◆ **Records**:
# # # #

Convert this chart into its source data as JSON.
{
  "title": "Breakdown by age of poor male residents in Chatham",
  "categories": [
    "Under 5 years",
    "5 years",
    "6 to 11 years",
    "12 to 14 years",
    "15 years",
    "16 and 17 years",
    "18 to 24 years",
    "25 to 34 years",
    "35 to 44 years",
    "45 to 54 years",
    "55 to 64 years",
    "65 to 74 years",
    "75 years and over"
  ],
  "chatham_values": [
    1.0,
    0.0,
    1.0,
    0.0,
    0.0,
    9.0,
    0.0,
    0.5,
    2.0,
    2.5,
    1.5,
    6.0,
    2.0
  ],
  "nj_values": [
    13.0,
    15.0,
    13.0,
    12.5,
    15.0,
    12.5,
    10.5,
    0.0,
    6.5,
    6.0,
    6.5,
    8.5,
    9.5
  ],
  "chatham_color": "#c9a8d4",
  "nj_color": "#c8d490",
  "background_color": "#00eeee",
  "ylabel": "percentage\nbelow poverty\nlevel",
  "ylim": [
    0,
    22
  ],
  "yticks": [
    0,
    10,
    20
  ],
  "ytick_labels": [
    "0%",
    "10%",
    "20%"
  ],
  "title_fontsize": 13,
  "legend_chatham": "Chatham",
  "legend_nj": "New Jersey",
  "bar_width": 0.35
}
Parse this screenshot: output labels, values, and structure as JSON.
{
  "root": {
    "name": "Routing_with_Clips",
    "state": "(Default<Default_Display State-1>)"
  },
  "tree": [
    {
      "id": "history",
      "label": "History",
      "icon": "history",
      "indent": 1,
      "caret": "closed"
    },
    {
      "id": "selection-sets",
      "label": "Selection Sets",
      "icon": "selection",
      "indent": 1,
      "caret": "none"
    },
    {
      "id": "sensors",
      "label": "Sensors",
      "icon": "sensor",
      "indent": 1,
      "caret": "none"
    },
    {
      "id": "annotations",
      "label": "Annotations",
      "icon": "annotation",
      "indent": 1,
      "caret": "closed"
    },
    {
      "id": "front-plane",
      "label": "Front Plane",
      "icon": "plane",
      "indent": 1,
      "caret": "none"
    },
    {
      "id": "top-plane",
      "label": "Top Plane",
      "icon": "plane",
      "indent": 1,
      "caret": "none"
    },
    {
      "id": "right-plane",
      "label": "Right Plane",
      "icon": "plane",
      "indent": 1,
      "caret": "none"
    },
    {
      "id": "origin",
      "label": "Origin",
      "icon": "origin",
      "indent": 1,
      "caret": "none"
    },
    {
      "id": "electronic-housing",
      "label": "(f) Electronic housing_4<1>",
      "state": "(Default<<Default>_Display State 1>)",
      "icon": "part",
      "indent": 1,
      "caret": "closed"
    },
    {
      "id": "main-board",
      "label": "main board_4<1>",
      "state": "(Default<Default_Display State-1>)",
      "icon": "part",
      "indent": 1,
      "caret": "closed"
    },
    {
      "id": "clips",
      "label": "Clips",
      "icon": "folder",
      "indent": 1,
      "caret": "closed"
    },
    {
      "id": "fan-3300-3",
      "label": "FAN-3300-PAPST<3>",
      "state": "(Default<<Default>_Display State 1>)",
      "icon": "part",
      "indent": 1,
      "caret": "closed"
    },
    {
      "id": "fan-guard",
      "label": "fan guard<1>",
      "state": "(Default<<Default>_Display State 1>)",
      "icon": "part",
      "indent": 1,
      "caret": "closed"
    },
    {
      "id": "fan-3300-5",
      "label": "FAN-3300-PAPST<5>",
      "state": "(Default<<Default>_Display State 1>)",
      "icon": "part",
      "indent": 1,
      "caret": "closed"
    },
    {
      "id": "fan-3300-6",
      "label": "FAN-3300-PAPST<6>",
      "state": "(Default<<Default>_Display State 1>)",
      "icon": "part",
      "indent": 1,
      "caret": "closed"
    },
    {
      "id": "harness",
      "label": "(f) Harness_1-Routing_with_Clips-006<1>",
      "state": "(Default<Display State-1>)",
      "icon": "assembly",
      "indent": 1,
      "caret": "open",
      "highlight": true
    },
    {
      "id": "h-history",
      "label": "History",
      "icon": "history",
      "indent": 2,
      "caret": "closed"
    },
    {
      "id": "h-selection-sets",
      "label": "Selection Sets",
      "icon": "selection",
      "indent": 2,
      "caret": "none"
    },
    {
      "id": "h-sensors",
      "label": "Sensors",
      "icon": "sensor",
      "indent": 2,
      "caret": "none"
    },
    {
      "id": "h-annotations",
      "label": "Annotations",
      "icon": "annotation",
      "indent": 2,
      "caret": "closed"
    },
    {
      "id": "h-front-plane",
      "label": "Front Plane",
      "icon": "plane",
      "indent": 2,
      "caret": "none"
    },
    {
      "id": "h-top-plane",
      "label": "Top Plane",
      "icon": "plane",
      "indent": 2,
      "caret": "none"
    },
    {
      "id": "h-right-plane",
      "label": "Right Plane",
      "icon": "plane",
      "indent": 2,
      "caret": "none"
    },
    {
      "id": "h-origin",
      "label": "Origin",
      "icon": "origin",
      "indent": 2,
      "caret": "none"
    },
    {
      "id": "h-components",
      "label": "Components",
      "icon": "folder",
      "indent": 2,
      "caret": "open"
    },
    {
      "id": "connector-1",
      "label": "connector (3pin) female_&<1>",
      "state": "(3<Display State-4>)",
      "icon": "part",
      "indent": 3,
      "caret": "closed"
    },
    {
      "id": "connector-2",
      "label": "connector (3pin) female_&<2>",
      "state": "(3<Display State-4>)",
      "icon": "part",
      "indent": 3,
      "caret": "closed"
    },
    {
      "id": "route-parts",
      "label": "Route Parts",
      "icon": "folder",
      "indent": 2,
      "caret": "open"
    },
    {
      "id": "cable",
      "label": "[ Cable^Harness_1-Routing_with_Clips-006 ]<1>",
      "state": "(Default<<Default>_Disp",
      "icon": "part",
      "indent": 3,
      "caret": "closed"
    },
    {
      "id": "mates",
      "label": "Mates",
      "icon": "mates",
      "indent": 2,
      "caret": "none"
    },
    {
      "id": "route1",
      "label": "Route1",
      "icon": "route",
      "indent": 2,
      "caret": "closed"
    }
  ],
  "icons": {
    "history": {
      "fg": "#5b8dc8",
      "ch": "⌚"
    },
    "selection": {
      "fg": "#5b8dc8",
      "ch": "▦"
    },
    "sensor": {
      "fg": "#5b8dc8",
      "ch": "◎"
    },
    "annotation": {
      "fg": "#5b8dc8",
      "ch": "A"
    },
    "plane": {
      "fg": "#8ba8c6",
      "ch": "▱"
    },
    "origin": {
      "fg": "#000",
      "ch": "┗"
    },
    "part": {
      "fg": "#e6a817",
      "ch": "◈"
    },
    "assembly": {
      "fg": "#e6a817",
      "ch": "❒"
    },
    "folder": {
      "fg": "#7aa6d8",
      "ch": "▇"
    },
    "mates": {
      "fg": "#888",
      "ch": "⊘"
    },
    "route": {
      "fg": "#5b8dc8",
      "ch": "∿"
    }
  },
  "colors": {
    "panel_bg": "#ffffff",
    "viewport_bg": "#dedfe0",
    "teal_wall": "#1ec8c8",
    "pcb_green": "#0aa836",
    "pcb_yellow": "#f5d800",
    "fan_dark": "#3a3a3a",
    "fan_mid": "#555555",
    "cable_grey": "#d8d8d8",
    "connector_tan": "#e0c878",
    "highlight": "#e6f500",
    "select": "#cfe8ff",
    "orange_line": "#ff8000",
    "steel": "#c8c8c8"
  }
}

# # # #

◆ **Problem statement**:
Extract the entries above verbatim.

◆ **Answer**:
Convert this chart into its source data as JSON.
{
  "title": "Breakdown by age of poor male residents in Chatham",
  "categories": [
    "Under 5 years",
    "5 years",
    "6 to 11 years",
    "12 to 14 years",
    "15 years",
    "16 and 17 years",
    "18 to 24 years",
    "25 to 34 years",
    "35 to 44 years",
    "45 to 54 years",
    "55 to 64 years",
    "65 to 74 years",
    "75 years and over"
  ],
  "chatham_values": [
    1.0,
    0.0,
    1.0,
    0.0,
    0.0,
    9.0,
    0.0,
    0.5,
    2.0,
    2.5,
    1.5,
    6.0,
    2.0
  ],
  "nj_values": [
    13.0,
    15.0,
    13.0,
    12.5,
    15.0,
    12.5,
    10.5,
    0.0,
    6.5,
    6.0,
    6.5,
    8.5,
    9.5
  ],
  "chatham_color": "#c9a8d4",
  "nj_color": "#c8d490",
  "background_color": "#00eeee",
  "ylabel": "percentage\nbelow poverty\nlevel",
  "ylim": [
    0,
    22
  ],
  "yticks": [
    0,
    10,
    20
  ],
  "ytick_labels": [
    "0%",
    "10%",
    "20%"
  ],
  "title_fontsize": 13,
  "legend_chatham": "Chatham",
  "legend_nj": "New Jersey",
  "bar_width": 0.35
}
Parse this screenshot: output labels, values, and structure as JSON.
{
  "root": {
    "name": "Routing_with_Clips",
    "state": "(Default<Default_Display State-1>)"
  },
  "tree": [
    {
      "id": "history",
      "label": "History",
      "icon": "history",
      "indent": 1,
      "caret": "closed"
    },
    {
      "id": "selection-sets",
      "label": "Selection Sets",
      "icon": "selection",
      "indent": 1,
      "caret": "none"
    },
    {
      "id": "sensors",
      "label": "Sensors",
      "icon": "sensor",
      "indent": 1,
      "caret": "none"
    },
    {
      "id": "annotations",
      "label": "Annotations",
      "icon": "annotation",
      "indent": 1,
      "caret": "closed"
    },
    {
      "id": "front-plane",
      "label": "Front Plane",
      "icon": "plane",
      "indent": 1,
      "caret": "none"
    },
    {
      "id": "top-plane",
      "label": "Top Plane",
      "icon": "plane",
      "indent": 1,
      "caret": "none"
    },
    {
      "id": "right-plane",
      "label": "Right Plane",
      "icon": "plane",
      "indent": 1,
      "caret": "none"
    },
    {
      "id": "origin",
      "label": "Origin",
      "icon": "origin",
      "indent": 1,
      "caret": "none"
    },
    {
      "id": "electronic-housing",
      "label": "(f) Electronic housing_4<1>",
      "state": "(Default<<Default>_Display State 1>)",
      "icon": "part",
      "indent": 1,
      "caret": "closed"
    },
    {
      "id": "main-board",
      "label": "main board_4<1>",
      "state": "(Default<Default_Display State-1>)",
      "icon": "part",
      "indent": 1,
      "caret": "closed"
    },
    {
      "id": "clips",
      "label": "Clips",
      "icon": "folder",
      "indent": 1,
      "caret": "closed"
    },
    {
      "id": "fan-3300-3",
      "label": "FAN-3300-PAPST<3>",
      "state": "(Default<<Default>_Display State 1>)",
      "icon": "part",
      "indent": 1,
      "caret": "closed"
    },
    {
      "id": "fan-guard",
      "label": "fan guard<1>",
      "state": "(Default<<Default>_Display State 1>)",
      "icon": "part",
      "indent": 1,
      "caret": "closed"
    },
    {
      "id": "fan-3300-5",
      "label": "FAN-3300-PAPST<5>",
      "state": "(Default<<Default>_Display State 1>)",
      "icon": "part",
      "indent": 1,
      "caret": "closed"
    },
    {
      "id": "fan-3300-6",
      "label": "FAN-3300-PAPST<6>",
      "state": "(Default<<Default>_Display State 1>)",
      "icon": "part",
      "indent": 1,
      "caret": "closed"
    },
    {
      "id": "harness",
      "label": "(f) Harness_1-Routing_with_Clips-006<1>",
      "state": "(Default<Display State-1>)",
      "icon": "assembly",
      "indent": 1,
      "caret": "open",
      "highlight": true
    },
    {
      "id": "h-history",
      "label": "History",
      "icon": "history",
      "indent": 2,
      "caret": "closed"
    },
    {
      "id": "h-selection-sets",
      "label": "Selection Sets",
      "icon": "selection",
      "indent": 2,
      "caret": "none"
    },
    {
      "id": "h-sensors",
      "label": "Sensors",
      "icon": "sensor",
      "indent": 2,
      "caret": "none"
    },
    {
      "id": "h-annotations",
      "label": "Annotations",
      "icon": "annotation",
      "indent": 2,
      "caret": "closed"
    },
    {
      "id": "h-front-plane",
      "label": "Front Plane",
      "icon": "plane",
      "indent": 2,
      "caret": "none"
    },
    {
      "id": "h-top-plane",
      "label": "Top Plane",
      "icon": "plane",
      "indent": 2,
      "caret": "none"
    },
    {
      "id": "h-right-plane",
      "label": "Right Plane",
      "icon": "plane",
      "indent": 2,
      "caret": "none"
    },
    {
      "id": "h-origin",
      "label": "Origin",
      "icon": "origin",
      "indent": 2,
      "caret": "none"
    },
    {
      "id": "h-components",
      "label": "Components",
      "icon": "folder",
      "indent": 2,
      "caret": "open"
    },
    {
      "id": "connector-1",
      "label": "connector (3pin) female_&<1>",
      "state": "(3<Display State-4>)",
      "icon": "part",
      "indent": 3,
      "caret": "closed"
    },
    {
      "id": "connector-2",
      "label": "connector (3pin) female_&<2>",
      "state": "(3<Display State-4>)",
      "icon": "part",
      "indent": 3,
      "caret": "closed"
    },
    {
      "id": "route-parts",
      "label": "Route Parts",
      "icon": "folder",
      "indent": 2,
      "caret": "open"
    },
    {
      "id": "cable",
      "label": "[ Cable^Harness_1-Routing_with_Clips-006 ]<1>",
      "state": "(Default<<Default>_Disp",
      "icon": "part",
      "indent": 3,
      "caret": "closed"
    },
    {
      "id": "mates",
      "label": "Mates",
      "icon": "mates",
      "indent": 2,
      "caret": "none"
    },
    {
      "id": "route1",
      "label": "Route1",
      "icon": "route",
      "indent": 2,
      "caret": "closed"
    }
  ],
  "icons": {
    "history": {
      "fg": "#5b8dc8",
      "ch": "⌚"
    },
    "selection": {
      "fg": "#5b8dc8",
      "ch": "▦"
    },
    "sensor": {
      "fg": "#5b8dc8",
      "ch": "◎"
    },
    "annotation": {
      "fg": "#5b8dc8",
      "ch": "A"
    },
    "plane": {
      "fg": "#8ba8c6",
      "ch": "▱"
    },
    "origin": {
      "fg": "#000",
      "ch": "┗"
    },
    "part": {
      "fg": "#e6a817",
      "ch": "◈"
    },
    "assembly": {
      "fg": "#e6a817",
      "ch": "❒"
    },
    "folder": {
      "fg": "#7aa6d8",
      "ch": "▇"
    },
    "mates": {
      "fg": "#888",
      "ch": "⊘"
    },
    "route": {
      "fg": "#5b8dc8",
      "ch": "∿"
    }
  },
  "colors": {
    "panel_bg": "#ffffff",
    "viewport_bg": "#dedfe0",
    "teal_wall": "#1ec8c8",
    "pcb_green": "#0aa836",
    "pcb_yellow": "#f5d800",
    "fan_dark": "#3a3a3a",
    "fan_mid": "#555555",
    "cable_grey": "#d8d8d8",
    "connector_tan": "#e0c878",
    "highlight": "#e6f500",
    "select": "#cfe8ff",
    "orange_line": "#ff8000",
    "steel": "#c8c8c8"
  }
}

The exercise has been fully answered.